● **Records to use**:
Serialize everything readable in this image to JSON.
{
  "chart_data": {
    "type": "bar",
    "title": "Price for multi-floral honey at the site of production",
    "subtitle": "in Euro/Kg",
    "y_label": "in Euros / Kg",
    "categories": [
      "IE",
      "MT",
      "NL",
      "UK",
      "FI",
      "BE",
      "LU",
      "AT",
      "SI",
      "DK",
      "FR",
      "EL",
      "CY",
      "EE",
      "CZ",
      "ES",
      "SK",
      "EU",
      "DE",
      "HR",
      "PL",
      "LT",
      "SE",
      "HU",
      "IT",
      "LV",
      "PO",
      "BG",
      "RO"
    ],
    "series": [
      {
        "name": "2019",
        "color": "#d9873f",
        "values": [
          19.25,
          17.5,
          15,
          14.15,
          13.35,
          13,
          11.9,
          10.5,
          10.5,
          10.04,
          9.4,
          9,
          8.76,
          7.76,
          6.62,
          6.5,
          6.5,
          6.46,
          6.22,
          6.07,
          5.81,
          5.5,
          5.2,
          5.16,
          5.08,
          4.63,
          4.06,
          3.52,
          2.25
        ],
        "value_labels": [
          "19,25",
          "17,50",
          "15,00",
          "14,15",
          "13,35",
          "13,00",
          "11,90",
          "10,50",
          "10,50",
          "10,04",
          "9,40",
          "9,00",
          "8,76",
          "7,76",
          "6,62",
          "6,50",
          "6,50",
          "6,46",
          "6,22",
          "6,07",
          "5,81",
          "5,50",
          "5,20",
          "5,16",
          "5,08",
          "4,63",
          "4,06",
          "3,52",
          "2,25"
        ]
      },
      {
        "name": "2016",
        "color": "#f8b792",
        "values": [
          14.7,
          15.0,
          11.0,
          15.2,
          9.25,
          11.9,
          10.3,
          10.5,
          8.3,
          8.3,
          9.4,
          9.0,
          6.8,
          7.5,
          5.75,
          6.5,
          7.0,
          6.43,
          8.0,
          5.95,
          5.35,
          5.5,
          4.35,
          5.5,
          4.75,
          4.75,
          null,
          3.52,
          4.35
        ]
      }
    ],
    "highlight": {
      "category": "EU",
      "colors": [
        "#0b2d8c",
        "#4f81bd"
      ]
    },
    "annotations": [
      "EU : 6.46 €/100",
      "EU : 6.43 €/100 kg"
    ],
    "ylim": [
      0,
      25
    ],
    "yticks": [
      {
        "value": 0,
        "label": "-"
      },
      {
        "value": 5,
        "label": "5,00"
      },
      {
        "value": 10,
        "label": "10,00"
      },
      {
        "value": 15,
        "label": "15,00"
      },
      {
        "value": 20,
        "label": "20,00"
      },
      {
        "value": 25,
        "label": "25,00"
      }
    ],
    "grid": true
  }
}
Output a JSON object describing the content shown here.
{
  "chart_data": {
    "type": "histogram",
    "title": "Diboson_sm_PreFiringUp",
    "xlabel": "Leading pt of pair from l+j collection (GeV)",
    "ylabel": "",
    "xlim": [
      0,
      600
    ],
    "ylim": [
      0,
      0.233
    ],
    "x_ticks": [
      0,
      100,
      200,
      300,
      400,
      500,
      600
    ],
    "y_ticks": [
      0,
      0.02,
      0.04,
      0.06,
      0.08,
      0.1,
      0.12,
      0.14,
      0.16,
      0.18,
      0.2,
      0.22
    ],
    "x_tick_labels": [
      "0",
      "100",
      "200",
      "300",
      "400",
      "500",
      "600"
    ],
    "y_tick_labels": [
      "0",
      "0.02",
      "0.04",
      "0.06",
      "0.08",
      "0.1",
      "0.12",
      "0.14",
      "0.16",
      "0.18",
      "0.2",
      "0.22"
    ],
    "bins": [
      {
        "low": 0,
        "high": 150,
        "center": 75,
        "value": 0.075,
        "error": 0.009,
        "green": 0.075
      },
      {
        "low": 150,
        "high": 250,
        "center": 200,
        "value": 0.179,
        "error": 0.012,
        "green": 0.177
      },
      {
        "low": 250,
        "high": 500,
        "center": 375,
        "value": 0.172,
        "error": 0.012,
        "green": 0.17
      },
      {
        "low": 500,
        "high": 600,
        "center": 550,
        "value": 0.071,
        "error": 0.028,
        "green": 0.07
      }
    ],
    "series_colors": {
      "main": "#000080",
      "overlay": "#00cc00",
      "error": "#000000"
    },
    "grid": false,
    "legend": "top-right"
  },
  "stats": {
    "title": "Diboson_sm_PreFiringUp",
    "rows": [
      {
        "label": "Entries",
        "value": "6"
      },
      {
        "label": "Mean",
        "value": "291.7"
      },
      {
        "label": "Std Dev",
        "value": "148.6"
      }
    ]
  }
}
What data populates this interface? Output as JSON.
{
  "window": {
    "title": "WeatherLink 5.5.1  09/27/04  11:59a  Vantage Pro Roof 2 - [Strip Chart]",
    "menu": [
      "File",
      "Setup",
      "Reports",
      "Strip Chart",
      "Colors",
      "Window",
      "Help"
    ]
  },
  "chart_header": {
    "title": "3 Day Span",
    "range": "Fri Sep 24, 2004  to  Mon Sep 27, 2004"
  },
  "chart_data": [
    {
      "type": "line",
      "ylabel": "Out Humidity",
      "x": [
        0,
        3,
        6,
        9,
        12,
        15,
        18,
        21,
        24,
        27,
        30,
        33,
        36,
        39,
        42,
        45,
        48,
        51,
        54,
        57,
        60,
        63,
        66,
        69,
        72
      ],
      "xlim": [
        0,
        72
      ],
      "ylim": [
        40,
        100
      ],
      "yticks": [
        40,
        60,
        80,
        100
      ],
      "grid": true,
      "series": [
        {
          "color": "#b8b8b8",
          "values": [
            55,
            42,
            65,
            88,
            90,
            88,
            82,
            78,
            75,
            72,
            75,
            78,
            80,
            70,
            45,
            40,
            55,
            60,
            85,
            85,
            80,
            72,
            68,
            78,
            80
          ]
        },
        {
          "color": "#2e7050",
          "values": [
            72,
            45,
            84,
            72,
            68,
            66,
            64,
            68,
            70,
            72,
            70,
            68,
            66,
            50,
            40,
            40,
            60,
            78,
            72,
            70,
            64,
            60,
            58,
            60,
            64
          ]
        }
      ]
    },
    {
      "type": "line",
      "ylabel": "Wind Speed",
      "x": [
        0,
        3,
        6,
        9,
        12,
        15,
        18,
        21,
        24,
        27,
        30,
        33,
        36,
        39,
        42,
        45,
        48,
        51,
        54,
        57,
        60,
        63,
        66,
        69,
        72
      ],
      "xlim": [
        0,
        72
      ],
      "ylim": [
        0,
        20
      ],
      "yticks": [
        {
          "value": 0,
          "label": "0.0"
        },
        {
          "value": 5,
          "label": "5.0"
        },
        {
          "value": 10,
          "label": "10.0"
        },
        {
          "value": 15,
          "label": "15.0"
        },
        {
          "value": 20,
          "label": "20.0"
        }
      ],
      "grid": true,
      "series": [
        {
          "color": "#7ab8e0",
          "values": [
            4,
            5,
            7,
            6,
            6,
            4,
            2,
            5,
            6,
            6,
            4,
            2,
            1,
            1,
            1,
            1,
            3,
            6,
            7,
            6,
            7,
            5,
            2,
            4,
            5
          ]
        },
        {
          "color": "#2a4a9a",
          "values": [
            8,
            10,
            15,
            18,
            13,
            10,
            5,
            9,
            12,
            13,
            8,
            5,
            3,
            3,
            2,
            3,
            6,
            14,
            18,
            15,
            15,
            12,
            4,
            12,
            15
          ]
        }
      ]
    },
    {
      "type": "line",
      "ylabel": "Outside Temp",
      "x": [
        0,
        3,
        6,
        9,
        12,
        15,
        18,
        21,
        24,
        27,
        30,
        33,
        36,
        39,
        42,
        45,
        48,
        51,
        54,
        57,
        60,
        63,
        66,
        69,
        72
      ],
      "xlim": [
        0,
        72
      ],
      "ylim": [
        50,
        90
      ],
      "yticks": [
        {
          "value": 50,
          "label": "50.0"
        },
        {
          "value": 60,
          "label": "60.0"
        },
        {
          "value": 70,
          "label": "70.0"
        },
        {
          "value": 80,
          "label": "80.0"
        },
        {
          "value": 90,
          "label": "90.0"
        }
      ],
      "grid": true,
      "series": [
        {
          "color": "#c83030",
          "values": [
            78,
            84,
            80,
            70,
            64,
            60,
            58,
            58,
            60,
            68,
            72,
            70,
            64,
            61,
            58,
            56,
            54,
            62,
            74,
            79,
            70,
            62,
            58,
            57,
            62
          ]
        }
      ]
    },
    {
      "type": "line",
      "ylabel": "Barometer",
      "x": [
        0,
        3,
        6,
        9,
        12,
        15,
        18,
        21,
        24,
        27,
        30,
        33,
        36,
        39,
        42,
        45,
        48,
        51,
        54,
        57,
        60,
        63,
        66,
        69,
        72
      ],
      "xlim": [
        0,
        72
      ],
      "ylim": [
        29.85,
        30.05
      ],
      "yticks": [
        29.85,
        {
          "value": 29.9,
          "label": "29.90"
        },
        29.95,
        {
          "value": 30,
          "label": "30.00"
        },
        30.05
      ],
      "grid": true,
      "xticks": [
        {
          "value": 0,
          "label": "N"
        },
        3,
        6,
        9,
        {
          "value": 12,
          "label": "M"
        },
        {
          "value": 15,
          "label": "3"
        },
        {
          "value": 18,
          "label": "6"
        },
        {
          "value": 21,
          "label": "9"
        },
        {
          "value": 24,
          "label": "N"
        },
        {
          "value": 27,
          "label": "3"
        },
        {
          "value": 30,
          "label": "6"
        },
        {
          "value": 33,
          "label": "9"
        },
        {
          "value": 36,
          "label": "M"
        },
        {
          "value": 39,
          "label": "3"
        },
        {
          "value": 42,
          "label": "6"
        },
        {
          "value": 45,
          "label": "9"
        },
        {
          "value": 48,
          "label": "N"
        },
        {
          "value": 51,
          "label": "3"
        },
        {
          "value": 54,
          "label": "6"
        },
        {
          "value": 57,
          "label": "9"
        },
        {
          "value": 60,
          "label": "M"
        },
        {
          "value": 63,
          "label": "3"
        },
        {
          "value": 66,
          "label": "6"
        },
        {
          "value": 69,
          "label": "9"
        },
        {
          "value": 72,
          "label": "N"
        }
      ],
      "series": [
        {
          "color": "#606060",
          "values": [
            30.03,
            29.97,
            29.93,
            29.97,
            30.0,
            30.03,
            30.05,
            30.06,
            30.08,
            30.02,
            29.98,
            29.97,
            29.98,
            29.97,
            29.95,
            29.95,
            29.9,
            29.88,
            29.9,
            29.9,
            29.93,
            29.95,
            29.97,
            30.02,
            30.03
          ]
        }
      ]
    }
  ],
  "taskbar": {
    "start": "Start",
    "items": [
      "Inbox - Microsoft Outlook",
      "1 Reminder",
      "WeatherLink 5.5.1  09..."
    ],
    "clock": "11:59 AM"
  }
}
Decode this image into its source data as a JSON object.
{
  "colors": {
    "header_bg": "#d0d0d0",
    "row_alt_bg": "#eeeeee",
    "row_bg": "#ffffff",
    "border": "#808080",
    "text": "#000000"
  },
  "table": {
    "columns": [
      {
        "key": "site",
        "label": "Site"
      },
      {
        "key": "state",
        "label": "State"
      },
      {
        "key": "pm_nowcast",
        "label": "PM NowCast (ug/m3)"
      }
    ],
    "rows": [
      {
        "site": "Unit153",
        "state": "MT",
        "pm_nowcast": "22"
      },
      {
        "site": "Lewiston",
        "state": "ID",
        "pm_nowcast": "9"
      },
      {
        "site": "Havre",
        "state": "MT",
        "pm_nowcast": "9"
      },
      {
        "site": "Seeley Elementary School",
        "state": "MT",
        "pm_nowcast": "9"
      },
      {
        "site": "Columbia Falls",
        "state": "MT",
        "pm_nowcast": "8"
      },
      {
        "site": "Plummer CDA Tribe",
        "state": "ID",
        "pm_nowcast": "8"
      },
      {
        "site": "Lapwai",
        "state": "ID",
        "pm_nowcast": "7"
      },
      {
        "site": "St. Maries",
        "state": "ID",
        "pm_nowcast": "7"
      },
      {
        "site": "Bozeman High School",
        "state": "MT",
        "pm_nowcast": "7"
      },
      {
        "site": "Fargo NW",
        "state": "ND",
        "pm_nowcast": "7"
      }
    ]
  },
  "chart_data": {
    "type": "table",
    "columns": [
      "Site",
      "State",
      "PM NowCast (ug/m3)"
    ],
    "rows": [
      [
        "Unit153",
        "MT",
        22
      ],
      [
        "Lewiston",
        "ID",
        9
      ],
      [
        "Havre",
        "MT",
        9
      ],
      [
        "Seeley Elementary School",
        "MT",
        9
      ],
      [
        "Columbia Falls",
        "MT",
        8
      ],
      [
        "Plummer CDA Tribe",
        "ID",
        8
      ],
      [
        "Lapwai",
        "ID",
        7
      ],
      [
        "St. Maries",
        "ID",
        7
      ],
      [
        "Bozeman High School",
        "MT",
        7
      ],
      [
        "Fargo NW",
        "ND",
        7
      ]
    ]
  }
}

● **Exercise**: Scan the material line by line and report each one that contains "green".

● **Final result**:
        "green": 0.075
        "green": 0.177
        "green": 0.17
        "green": 0.07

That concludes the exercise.